Go through the listing and copy every line word for word.

┌──

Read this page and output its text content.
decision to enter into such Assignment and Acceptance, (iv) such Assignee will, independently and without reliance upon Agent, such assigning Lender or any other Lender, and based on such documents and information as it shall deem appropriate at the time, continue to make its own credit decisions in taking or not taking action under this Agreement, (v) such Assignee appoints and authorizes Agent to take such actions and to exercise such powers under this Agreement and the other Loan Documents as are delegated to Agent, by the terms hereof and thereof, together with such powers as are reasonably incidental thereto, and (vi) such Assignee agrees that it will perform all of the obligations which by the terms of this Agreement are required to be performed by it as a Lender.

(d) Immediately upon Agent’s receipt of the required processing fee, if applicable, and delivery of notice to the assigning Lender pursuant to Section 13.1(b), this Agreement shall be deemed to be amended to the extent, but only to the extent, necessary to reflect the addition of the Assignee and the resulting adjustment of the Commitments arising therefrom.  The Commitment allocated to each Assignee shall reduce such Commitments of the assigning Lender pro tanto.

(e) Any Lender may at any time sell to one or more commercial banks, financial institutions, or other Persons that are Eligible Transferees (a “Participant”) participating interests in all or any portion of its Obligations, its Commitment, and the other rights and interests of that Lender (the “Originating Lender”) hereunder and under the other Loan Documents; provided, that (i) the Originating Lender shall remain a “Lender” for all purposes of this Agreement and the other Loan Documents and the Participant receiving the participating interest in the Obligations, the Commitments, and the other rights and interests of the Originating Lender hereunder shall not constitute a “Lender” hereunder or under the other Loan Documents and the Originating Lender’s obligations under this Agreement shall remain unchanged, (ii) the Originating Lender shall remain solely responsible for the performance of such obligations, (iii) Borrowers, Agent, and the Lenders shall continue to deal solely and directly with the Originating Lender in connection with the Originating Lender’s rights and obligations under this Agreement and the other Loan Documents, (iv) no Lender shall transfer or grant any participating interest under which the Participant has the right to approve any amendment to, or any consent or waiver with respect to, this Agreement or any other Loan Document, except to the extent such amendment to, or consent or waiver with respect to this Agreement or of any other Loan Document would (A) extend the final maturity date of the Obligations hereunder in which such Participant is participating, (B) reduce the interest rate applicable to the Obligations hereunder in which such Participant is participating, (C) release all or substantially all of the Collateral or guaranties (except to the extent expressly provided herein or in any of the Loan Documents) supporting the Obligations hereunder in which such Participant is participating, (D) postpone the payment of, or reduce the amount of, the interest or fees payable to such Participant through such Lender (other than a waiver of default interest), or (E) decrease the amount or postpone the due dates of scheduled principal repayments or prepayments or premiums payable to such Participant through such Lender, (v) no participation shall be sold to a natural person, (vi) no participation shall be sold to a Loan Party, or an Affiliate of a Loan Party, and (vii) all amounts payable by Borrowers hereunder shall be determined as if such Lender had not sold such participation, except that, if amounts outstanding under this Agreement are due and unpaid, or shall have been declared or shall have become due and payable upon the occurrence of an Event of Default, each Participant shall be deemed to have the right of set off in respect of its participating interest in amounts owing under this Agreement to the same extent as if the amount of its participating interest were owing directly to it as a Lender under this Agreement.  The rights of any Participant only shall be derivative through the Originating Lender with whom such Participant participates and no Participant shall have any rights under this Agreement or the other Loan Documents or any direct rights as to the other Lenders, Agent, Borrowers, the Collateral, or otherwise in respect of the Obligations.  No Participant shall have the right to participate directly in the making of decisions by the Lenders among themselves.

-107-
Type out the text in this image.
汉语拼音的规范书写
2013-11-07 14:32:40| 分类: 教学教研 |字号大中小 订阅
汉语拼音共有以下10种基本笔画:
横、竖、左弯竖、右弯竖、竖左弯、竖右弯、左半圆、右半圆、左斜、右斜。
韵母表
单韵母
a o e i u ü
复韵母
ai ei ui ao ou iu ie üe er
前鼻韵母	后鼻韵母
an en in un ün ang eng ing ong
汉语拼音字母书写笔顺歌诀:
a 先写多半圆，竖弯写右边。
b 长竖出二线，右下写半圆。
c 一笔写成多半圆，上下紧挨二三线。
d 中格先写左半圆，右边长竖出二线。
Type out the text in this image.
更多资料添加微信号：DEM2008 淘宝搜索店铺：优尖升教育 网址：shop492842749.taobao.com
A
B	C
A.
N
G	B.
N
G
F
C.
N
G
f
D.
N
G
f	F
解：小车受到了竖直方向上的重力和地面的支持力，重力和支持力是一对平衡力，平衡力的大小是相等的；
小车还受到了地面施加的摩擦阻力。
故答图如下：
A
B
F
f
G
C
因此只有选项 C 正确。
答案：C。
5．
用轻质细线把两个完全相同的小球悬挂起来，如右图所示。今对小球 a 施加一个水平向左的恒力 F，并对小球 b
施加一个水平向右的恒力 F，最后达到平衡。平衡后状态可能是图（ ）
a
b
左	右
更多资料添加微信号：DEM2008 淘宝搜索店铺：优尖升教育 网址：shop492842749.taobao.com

└──

Full response –
Read this page and output its text content.
decision to enter into such Assignment and Acceptance, (iv) such Assignee will, independently and without reliance upon Agent, such assigning Lender or any other Lender, and based on such documents and information as it shall deem appropriate at the time, continue to make its own credit decisions in taking or not taking action under this Agreement, (v) such Assignee appoints and authorizes Agent to take such actions and to exercise such powers under this Agreement and the other Loan Documents as are delegated to Agent, by the terms hereof and thereof, together with such powers as are reasonably incidental thereto, and (vi) such Assignee agrees that it will perform all of the obligations which by the terms of this Agreement are required to be performed by it as a Lender.

(d) Immediately upon Agent’s receipt of the required processing fee, if applicable, and delivery of notice to the assigning Lender pursuant to Section 13.1(b), this Agreement shall be deemed to be amended to the extent, but only to the extent, necessary to reflect the addition of the Assignee and the resulting adjustment of the Commitments arising therefrom.  The Commitment allocated to each Assignee shall reduce such Commitments of the assigning Lender pro tanto.

(e) Any Lender may at any time sell to one or more commercial banks, financial institutions, or other Persons that are Eligible Transferees (a “Participant”) participating interests in all or any portion of its Obligations, its Commitment, and the other rights and interests of that Lender (the “Originating Lender”) hereunder and under the other Loan Documents; provided, that (i) the Originating Lender shall remain a “Lender” for all purposes of this Agreement and the other Loan Documents and the Participant receiving the participating interest in the Obligations, the Commitments, and the other rights and interests of the Originating Lender hereunder shall not constitute a “Lender” hereunder or under the other Loan Documents and the Originating Lender’s obligations under this Agreement shall remain unchanged, (ii) the Originating Lender shall remain solely responsible for the performance of such obligations, (iii) Borrowers, Agent, and the Lenders shall continue to deal solely and directly with the Originating Lender in connection with the Originating Lender’s rights and obligations under this Agreement and the other Loan Documents, (iv) no Lender shall transfer or grant any participating interest under which the Participant has the right to approve any amendment to, or any consent or waiver with respect to, this Agreement or any other Loan Document, except to the extent such amendment to, or consent or waiver with respect to this Agreement or of any other Loan Document would (A) extend the final maturity date of the Obligations hereunder in which such Participant is participating, (B) reduce the interest rate applicable to the Obligations hereunder in which such Participant is participating, (C) release all or substantially all of the Collateral or guaranties (except to the extent expressly provided herein or in any of the Loan Documents) supporting the Obligations hereunder in which such Participant is participating, (D) postpone the payment of, or reduce the amount of, the interest or fees payable to such Participant through such Lender (other than a waiver of default interest), or (E) decrease the amount or postpone the due dates of scheduled principal repayments or prepayments or premiums payable to such Participant through such Lender, (v) no participation shall be sold to a natural person, (vi) no participation shall be sold to a Loan Party, or an Affiliate of a Loan Party, and (vii) all amounts payable by Borrowers hereunder shall be determined as if such Lender had not sold such participation, except that, if amounts outstanding under this Agreement are due and unpaid, or shall have been declared or shall have become due and payable upon the occurrence of an Event of Default, each Participant shall be deemed to have the right of set off in respect of its participating interest in amounts owing under this Agreement to the same extent as if the amount of its participating interest were owing directly to it as a Lender under this Agreement.  The rights of any Participant only shall be derivative through the Originating Lender with whom such Participant participates and no Participant shall have any rights under this Agreement or the other Loan Documents or any direct rights as to the other Lenders, Agent, Borrowers, the Collateral, or otherwise in respect of the Obligations.  No Participant shall have the right to participate directly in the making of decisions by the Lenders among themselves.

-107-
Type out the text in this image.
汉语拼音的规范书写
2013-11-07 14:32:40| 分类: 教学教研 |字号大中小 订阅
汉语拼音共有以下10种基本笔画:
横、竖、左弯竖、右弯竖、竖左弯、竖右弯、左半圆、右半圆、左斜、右斜。
韵母表
单韵母
a o e i u ü
复韵母
ai ei ui ao ou iu ie üe er
前鼻韵母	后鼻韵母
an en in un ün ang eng ing ong
汉语拼音字母书写笔顺歌诀:
a 先写多半圆，竖弯写右边。
b 长竖出二线，右下写半圆。
c 一笔写成多半圆，上下紧挨二三线。
d 中格先写左半圆，右边长竖出二线。
Type out the text in this image.
更多资料添加微信号：DEM2008 淘宝搜索店铺：优尖升教育 网址：shop492842749.taobao.com
A
B	C
A.
N
G	B.
N
G
F
C.
N
G
f
D.
N
G
f	F
解：小车受到了竖直方向上的重力和地面的支持力，重力和支持力是一对平衡力，平衡力的大小是相等的；
小车还受到了地面施加的摩擦阻力。
故答图如下：
A
B
F
f
G
C
因此只有选项 C 正确。
答案：C。
5．
用轻质细线把两个完全相同的小球悬挂起来，如右图所示。今对小球 a 施加一个水平向左的恒力 F，并对小球 b
施加一个水平向右的恒力 F，最后达到平衡。平衡后状态可能是图（ ）
a
b
左	右
更多资料添加微信号：DEM2008 淘宝搜索店铺：优尖升教育 网址：shop492842749.taobao.com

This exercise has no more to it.